WHAT YOU NEED TO DO:
Restate the whole of the material. Keep every word, and drop the pictures.

-- begin PROVIDED DATA --

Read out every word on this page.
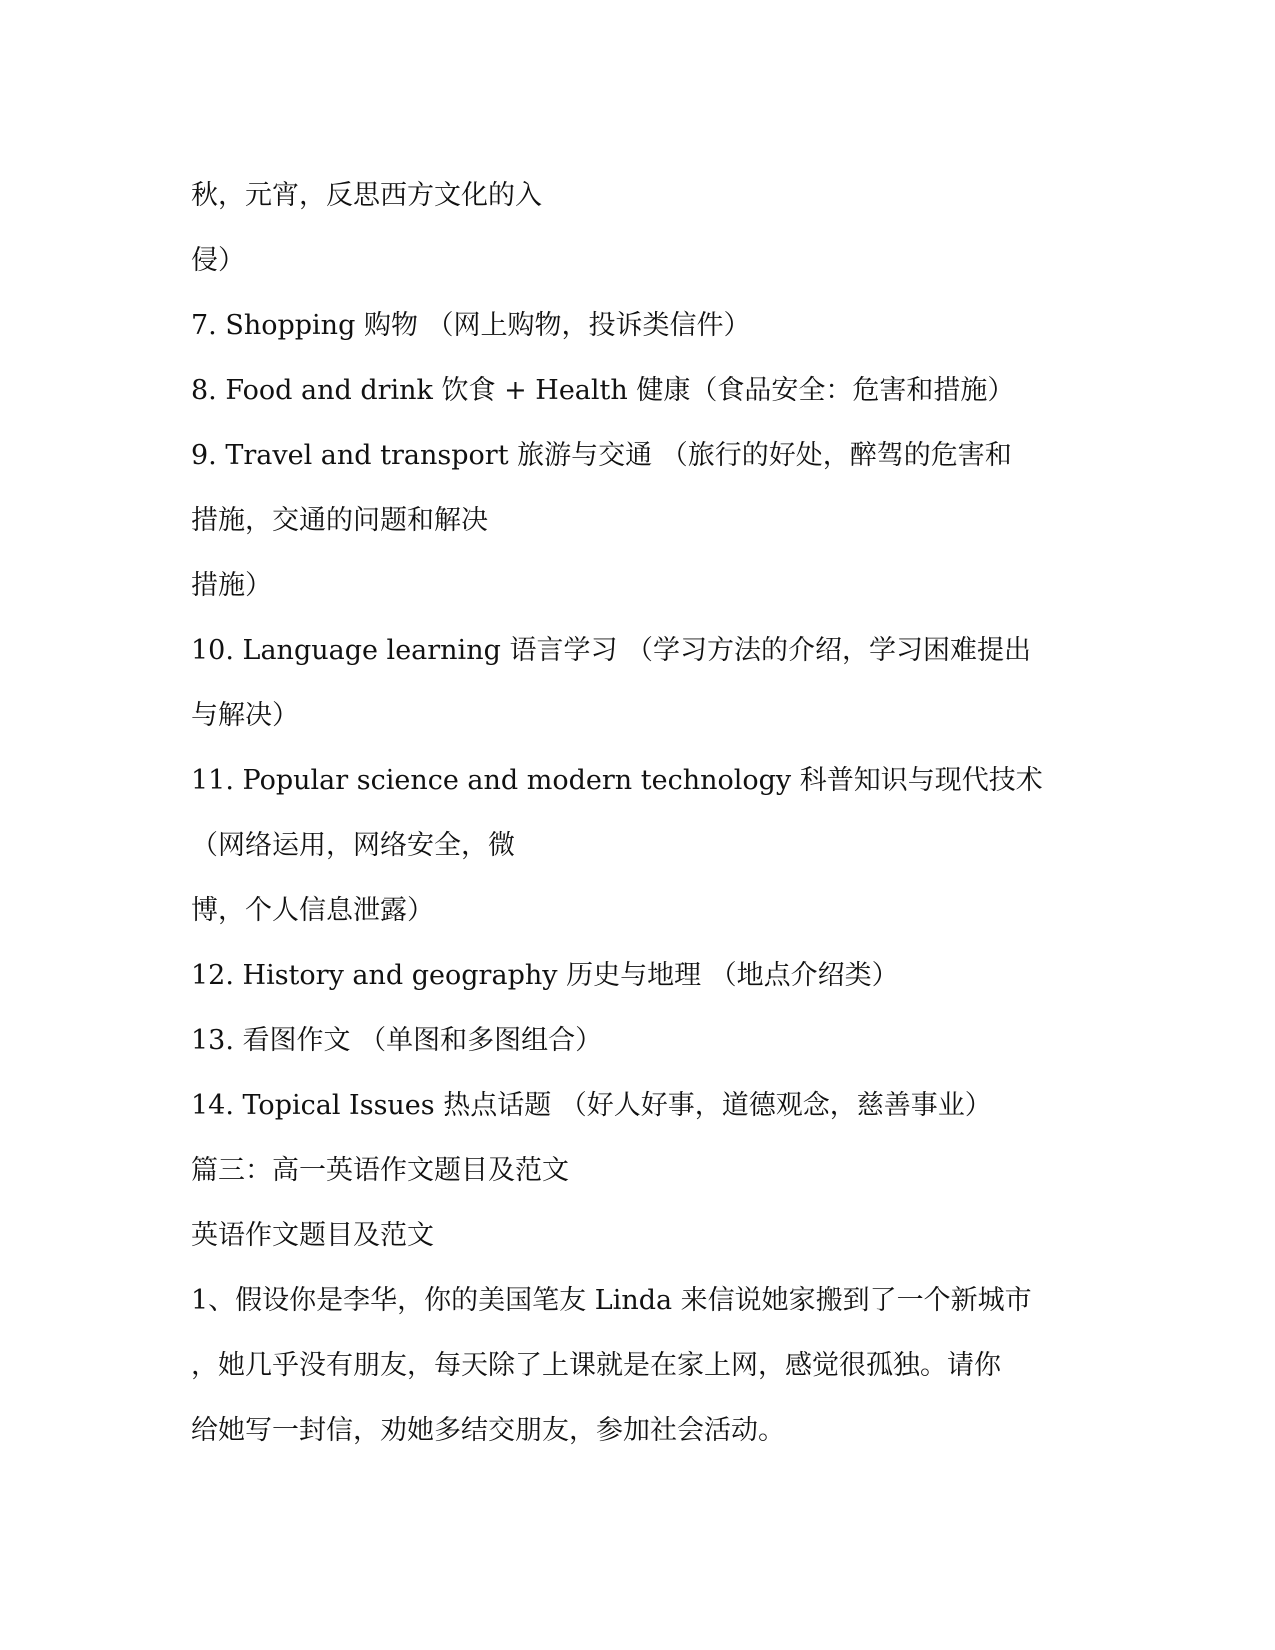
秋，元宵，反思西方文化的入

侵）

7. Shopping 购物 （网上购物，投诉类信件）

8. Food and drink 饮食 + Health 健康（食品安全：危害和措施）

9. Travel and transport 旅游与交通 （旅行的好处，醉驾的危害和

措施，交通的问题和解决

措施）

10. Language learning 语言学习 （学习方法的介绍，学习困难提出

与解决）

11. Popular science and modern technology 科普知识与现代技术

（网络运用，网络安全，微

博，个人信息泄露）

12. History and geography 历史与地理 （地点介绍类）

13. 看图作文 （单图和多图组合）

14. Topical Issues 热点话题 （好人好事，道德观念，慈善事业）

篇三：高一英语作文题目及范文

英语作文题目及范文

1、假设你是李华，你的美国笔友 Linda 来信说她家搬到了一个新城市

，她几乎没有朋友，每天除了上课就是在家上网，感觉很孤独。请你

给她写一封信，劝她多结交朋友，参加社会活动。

-- end PROVIDED DATA --

OUTPUT BELOW:
Read out every word on this page.
秋，元宵，反思西方文化的入

侵）

7. Shopping 购物 （网上购物，投诉类信件）

8. Food and drink 饮食 + Health 健康（食品安全：危害和措施）

9. Travel and transport 旅游与交通 （旅行的好处，醉驾的危害和

措施，交通的问题和解决

措施）

10. Language learning 语言学习 （学习方法的介绍，学习困难提出

与解决）

11. Popular science and modern technology 科普知识与现代技术

（网络运用，网络安全，微

博，个人信息泄露）

12. History and geography 历史与地理 （地点介绍类）

13. 看图作文 （单图和多图组合）

14. Topical Issues 热点话题 （好人好事，道德观念，慈善事业）

篇三：高一英语作文题目及范文

英语作文题目及范文

1、假设你是李华，你的美国笔友 Linda 来信说她家搬到了一个新城市

，她几乎没有朋友，每天除了上课就是在家上网，感觉很孤独。请你

给她写一封信，劝她多结交朋友，参加社会活动。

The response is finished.